• WHAT TO WORK ON
Copy each line exactly. Leave nothing out.

• DATA EXTRACT
────────────────────────────────────────
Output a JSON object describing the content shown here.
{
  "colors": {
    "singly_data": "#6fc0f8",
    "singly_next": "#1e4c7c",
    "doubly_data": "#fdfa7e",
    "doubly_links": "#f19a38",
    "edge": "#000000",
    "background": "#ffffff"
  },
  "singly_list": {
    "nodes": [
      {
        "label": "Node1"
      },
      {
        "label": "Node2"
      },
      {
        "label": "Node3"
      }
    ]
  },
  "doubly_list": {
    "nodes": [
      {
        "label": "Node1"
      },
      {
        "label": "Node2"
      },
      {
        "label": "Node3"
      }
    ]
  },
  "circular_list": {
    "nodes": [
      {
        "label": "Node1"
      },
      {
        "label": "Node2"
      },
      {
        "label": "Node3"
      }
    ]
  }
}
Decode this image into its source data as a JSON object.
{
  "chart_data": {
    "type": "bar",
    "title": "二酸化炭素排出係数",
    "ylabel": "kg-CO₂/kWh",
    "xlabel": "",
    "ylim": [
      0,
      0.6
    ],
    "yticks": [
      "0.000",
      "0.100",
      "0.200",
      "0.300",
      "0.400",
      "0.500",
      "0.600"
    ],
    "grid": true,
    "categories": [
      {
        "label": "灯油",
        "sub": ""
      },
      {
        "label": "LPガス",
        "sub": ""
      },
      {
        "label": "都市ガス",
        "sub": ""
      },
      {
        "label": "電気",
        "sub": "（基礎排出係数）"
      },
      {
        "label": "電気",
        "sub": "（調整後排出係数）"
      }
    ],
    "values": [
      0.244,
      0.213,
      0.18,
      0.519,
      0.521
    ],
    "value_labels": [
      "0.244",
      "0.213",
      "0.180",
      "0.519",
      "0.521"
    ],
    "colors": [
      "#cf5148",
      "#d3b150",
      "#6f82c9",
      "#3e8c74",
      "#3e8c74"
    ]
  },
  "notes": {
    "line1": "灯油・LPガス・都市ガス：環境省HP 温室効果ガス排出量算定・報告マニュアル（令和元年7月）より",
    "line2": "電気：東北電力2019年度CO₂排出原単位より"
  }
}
────────────────────────────────────────
• COMPLETE ANSWER
Output a JSON object describing the content shown here.
{
  "colors": {
    "singly_data": "#6fc0f8",
    "singly_next": "#1e4c7c",
    "doubly_data": "#fdfa7e",
    "doubly_links": "#f19a38",
    "edge": "#000000",
    "background": "#ffffff"
  },
  "singly_list": {
    "nodes": [
      {
        "label": "Node1"
      },
      {
        "label": "Node2"
      },
      {
        "label": "Node3"
      }
    ]
  },
  "doubly_list": {
    "nodes": [
      {
        "label": "Node1"
      },
      {
        "label": "Node2"
      },
      {
        "label": "Node3"
      }
    ]
  },
  "circular_list": {
    "nodes": [
      {
        "label": "Node1"
      },
      {
        "label": "Node2"
      },
      {
        "label": "Node3"
      }
    ]
  }
}
Decode this image into its source data as a JSON object.
{
  "chart_data": {
    "type": "bar",
    "title": "二酸化炭素排出係数",
    "ylabel": "kg-CO₂/kWh",
    "xlabel": "",
    "ylim": [
      0,
      0.6
    ],
    "yticks": [
      "0.000",
      "0.100",
      "0.200",
      "0.300",
      "0.400",
      "0.500",
      "0.600"
    ],
    "grid": true,
    "categories": [
      {
        "label": "灯油",
        "sub": ""
      },
      {
        "label": "LPガス",
        "sub": ""
      },
      {
        "label": "都市ガス",
        "sub": ""
      },
      {
        "label": "電気",
        "sub": "（基礎排出係数）"
      },
      {
        "label": "電気",
        "sub": "（調整後排出係数）"
      }
    ],
    "values": [
      0.244,
      0.213,
      0.18,
      0.519,
      0.521
    ],
    "value_labels": [
      "0.244",
      "0.213",
      "0.180",
      "0.519",
      "0.521"
    ],
    "colors": [
      "#cf5148",
      "#d3b150",
      "#6f82c9",
      "#3e8c74",
      "#3e8c74"
    ]
  },
  "notes": {
    "line1": "灯油・LPガス・都市ガス：環境省HP 温室効果ガス排出量算定・報告マニュアル（令和元年7月）より",
    "line2": "電気：東北電力2019年度CO₂排出原単位より"
  }
}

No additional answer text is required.